Look for "оценки" in each line of the entries, and return the matching lines.

[Source records]
============
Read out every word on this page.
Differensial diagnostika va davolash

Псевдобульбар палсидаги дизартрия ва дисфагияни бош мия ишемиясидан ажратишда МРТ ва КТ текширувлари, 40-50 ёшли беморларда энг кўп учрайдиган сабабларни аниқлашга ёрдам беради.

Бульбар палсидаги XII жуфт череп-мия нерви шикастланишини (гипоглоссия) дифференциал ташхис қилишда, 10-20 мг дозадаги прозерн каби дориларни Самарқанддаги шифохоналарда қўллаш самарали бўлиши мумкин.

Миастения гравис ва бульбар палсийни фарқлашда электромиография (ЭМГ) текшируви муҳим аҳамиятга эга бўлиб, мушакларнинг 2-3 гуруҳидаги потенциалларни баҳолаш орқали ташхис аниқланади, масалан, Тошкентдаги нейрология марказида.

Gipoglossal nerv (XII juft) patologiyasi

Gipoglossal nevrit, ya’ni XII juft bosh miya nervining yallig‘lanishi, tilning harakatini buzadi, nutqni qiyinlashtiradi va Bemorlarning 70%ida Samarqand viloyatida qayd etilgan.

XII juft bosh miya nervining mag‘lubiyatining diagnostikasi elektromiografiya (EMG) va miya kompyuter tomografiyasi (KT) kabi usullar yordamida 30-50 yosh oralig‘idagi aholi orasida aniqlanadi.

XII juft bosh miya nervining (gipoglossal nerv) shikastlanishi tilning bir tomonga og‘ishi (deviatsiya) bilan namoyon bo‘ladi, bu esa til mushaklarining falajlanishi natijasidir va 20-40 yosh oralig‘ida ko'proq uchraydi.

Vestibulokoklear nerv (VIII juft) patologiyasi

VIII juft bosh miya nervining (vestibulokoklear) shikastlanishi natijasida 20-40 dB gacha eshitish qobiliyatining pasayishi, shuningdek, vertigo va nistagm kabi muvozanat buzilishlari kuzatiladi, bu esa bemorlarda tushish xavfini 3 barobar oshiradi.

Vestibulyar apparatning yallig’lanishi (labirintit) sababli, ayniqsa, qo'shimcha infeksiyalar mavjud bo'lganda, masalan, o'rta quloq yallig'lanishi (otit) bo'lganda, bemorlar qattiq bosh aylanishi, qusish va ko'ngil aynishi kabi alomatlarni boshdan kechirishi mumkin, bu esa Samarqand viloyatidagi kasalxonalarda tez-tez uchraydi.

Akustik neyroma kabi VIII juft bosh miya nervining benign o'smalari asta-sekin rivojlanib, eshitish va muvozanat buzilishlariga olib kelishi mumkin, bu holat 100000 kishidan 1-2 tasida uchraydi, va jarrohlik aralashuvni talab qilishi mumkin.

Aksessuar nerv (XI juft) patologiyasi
============
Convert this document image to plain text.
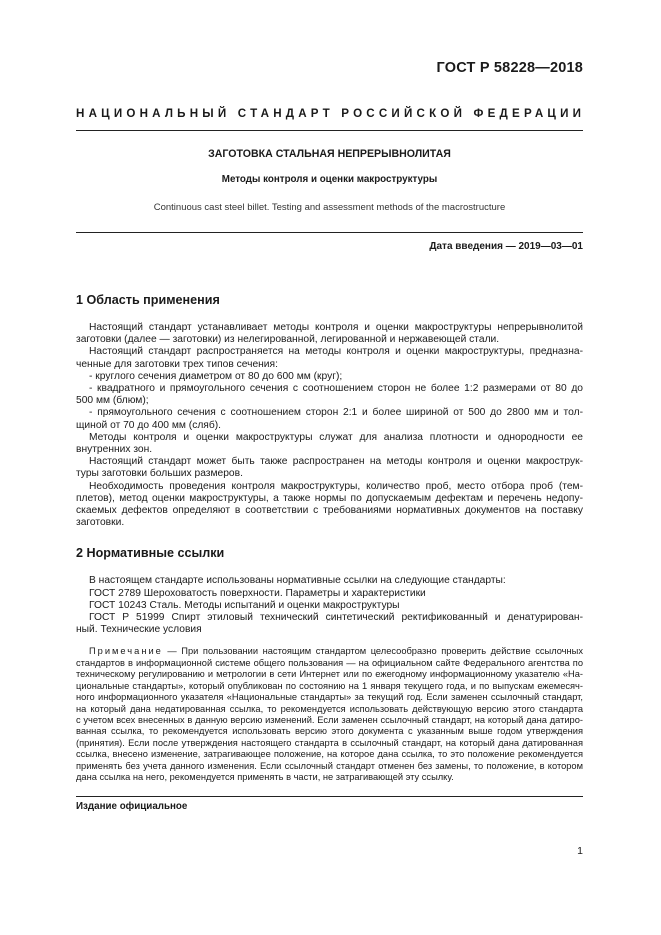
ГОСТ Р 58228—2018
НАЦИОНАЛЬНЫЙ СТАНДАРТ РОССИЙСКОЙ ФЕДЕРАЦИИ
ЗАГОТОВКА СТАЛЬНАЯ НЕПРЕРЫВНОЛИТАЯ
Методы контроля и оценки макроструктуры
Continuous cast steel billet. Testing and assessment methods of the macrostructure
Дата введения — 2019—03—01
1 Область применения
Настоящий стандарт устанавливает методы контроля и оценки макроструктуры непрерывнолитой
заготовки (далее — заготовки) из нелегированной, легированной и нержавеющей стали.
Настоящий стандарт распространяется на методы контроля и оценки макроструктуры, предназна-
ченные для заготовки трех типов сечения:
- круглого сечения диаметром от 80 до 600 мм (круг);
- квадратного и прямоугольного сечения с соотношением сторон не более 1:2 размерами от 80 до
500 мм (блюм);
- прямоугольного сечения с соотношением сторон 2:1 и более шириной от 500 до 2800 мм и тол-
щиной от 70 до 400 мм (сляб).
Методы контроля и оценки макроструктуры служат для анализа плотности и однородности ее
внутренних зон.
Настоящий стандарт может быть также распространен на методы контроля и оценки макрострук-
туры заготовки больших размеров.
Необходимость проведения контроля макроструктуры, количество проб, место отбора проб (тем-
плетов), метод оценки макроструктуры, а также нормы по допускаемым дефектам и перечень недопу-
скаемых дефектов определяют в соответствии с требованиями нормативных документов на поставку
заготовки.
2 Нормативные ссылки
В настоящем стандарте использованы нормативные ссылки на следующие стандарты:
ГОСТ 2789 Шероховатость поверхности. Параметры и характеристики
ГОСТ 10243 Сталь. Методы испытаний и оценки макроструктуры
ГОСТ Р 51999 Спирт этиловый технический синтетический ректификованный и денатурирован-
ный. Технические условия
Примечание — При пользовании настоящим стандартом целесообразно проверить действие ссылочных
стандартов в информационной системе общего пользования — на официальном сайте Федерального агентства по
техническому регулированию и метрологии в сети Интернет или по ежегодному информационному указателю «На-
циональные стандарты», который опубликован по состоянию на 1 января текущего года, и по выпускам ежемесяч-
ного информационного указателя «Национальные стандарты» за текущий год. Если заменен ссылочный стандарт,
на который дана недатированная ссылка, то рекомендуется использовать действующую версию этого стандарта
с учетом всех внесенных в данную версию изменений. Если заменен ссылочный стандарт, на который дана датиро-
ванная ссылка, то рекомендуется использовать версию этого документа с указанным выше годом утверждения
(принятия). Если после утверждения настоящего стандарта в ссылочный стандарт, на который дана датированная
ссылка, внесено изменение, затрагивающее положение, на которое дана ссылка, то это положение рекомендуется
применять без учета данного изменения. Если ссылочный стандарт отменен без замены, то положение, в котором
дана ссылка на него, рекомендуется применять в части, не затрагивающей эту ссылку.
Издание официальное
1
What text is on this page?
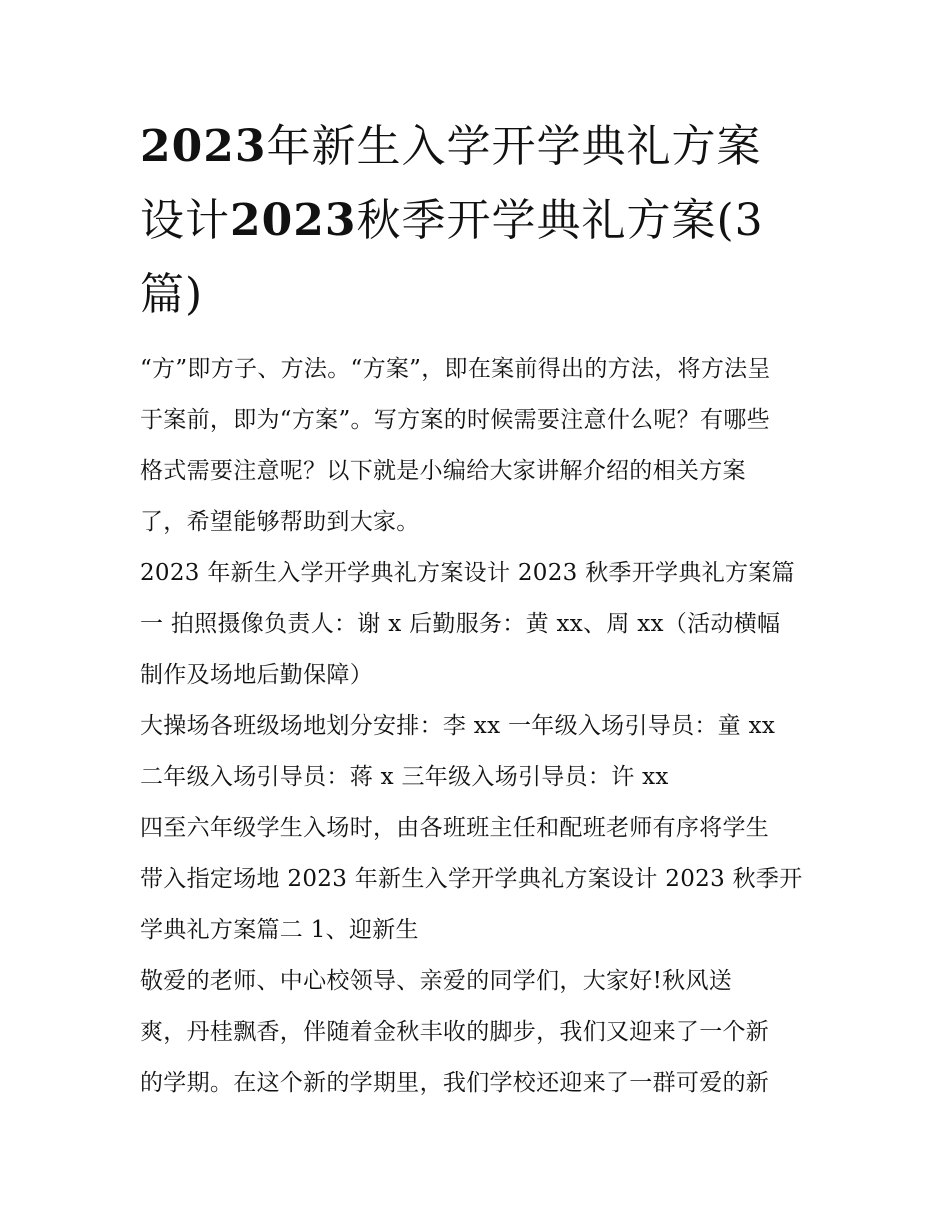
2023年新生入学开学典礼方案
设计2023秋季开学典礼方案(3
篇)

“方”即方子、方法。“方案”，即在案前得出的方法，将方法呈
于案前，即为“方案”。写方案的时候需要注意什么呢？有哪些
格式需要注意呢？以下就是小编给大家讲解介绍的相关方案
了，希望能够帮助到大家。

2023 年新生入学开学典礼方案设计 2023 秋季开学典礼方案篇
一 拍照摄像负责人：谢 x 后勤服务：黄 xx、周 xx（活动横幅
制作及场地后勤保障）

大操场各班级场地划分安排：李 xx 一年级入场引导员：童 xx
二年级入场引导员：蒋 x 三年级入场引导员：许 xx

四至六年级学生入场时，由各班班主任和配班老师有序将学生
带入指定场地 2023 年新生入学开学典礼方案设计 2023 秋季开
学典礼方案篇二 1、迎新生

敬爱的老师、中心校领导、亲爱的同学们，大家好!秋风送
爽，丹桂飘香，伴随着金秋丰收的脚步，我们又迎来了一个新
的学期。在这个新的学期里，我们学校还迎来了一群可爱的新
============
● Written solution
Методы контроля и оценки макроструктуры
Настоящий стандарт устанавливает методы контроля и оценки макроструктуры непрерывнолитой
Настоящий стандарт распространяется на методы контроля и оценки макроструктуры, предназна-
Методы контроля и оценки макроструктуры служат для анализа плотности и однородности ее
Настоящий стандарт может быть также распространен на методы контроля и оценки макрострук-
плетов), метод оценки макроструктуры, а также нормы по допускаемым дефектам и перечень недопу-
ГОСТ 10243 Сталь. Методы испытаний и оценки макроструктуры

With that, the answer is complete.